◆ INPUT:
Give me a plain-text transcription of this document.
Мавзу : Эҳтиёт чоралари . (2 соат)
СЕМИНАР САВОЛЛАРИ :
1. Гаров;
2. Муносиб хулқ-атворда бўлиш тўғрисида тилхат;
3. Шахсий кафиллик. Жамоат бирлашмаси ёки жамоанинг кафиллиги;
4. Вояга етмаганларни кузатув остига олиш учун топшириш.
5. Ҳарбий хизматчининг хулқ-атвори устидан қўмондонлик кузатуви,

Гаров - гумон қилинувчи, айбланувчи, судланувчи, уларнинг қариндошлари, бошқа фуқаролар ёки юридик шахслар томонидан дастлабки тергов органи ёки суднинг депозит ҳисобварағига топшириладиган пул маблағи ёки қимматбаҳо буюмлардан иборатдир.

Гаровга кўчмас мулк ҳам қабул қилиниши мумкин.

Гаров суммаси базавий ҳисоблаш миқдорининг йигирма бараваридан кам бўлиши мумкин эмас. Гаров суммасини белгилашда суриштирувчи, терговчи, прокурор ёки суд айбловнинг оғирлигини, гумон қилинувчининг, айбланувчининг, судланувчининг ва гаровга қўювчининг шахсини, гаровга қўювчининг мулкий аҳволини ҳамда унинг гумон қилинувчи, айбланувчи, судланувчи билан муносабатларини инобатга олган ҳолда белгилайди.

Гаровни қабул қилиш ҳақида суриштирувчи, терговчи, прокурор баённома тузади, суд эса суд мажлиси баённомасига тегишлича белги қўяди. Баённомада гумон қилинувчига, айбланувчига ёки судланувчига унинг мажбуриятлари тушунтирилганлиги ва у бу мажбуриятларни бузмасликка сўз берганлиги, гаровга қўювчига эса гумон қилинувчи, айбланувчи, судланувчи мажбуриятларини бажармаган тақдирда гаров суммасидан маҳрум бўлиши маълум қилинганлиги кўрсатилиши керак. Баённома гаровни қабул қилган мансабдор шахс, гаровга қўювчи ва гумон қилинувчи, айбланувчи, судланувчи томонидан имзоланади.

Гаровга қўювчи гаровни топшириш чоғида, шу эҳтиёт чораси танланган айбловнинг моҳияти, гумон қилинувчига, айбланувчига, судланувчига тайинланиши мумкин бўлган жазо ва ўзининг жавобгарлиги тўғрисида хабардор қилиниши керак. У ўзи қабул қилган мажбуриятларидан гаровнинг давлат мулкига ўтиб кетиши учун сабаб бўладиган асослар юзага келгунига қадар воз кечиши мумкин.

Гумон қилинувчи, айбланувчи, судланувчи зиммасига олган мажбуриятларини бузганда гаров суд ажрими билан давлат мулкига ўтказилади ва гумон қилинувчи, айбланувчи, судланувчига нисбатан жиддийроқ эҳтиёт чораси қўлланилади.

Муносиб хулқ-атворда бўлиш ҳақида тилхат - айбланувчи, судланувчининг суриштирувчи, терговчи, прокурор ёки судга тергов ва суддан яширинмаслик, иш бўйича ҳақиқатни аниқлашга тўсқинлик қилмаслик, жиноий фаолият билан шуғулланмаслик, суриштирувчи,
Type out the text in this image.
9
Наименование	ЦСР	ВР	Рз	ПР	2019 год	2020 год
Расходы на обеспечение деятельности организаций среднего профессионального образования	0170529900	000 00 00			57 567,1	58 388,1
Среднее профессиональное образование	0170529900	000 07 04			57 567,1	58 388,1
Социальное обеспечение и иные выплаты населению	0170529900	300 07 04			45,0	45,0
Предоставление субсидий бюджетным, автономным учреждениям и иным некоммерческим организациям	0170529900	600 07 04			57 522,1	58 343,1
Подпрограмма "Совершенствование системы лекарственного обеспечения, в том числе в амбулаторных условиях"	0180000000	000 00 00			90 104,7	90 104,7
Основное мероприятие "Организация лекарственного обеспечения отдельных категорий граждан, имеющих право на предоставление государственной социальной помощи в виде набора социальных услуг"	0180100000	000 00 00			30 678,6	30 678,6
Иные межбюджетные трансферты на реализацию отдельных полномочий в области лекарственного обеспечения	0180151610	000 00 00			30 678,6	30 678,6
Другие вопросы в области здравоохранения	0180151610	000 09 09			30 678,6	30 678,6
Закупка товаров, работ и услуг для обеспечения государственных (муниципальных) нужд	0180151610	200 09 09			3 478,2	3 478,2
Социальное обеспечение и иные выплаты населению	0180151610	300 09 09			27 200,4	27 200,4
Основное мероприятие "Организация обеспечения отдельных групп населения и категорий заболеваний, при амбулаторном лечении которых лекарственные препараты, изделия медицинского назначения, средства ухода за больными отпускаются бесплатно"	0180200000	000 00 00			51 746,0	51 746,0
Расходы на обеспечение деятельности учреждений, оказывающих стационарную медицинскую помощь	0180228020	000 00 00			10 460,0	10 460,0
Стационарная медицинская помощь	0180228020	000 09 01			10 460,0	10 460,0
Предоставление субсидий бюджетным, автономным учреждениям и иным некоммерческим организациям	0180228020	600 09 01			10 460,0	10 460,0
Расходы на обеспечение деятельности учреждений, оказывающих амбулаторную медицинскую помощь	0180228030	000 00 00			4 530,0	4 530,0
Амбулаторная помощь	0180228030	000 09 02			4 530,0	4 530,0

◆ SHORT TASK: Among the lines of the data, identify those with the word "учреждениям". Copy each of them.

◆ REPLY:
Предоставление субсидий бюджетным, автономным учреждениям и иным некоммерческим организациям	0170529900	600 07 04			57 522,1	58 343,1
Предоставление субсидий бюджетным, автономным учреждениям и иным некоммерческим организациям	0180228020	600 09 01			10 460,0	10 460,0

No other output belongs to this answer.